Report back each line of the records that contains the string "다운로드".

================

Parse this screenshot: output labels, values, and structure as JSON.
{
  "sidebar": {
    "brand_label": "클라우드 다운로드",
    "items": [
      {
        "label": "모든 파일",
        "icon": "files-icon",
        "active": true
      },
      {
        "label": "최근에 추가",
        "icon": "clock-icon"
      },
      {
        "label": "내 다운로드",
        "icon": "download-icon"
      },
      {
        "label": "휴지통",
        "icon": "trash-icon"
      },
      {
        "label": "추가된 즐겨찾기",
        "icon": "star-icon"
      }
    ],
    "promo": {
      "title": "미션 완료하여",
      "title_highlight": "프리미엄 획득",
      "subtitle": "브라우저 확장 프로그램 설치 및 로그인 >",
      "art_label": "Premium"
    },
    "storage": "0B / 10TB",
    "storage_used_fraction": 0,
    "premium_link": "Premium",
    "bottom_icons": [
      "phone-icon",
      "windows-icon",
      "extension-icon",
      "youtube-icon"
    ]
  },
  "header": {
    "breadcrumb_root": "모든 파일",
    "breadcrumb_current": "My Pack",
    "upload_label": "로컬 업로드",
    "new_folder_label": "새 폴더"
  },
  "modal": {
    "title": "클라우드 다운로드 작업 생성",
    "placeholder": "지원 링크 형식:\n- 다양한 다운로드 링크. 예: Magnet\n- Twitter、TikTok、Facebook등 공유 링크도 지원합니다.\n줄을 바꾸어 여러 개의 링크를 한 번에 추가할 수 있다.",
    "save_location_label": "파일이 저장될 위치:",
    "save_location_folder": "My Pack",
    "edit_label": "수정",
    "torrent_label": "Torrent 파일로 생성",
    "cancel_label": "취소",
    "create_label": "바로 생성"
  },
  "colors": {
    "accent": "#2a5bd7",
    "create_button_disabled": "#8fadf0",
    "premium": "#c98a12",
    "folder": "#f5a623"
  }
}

================

The answer ::
    "brand_label": "클라우드 다운로드",
        "label": "내 다운로드",
    "title": "클라우드 다운로드 작업 생성",
    "placeholder": "지원 링크 형식:\n- 다양한 다운로드 링크. 예: Magnet\n- Twitter、TikTok、Facebook등 공유 링크도 지원합니다.\n줄을 바꾸어 여러 개의 링크를 한 번에 추가할 수 있다.",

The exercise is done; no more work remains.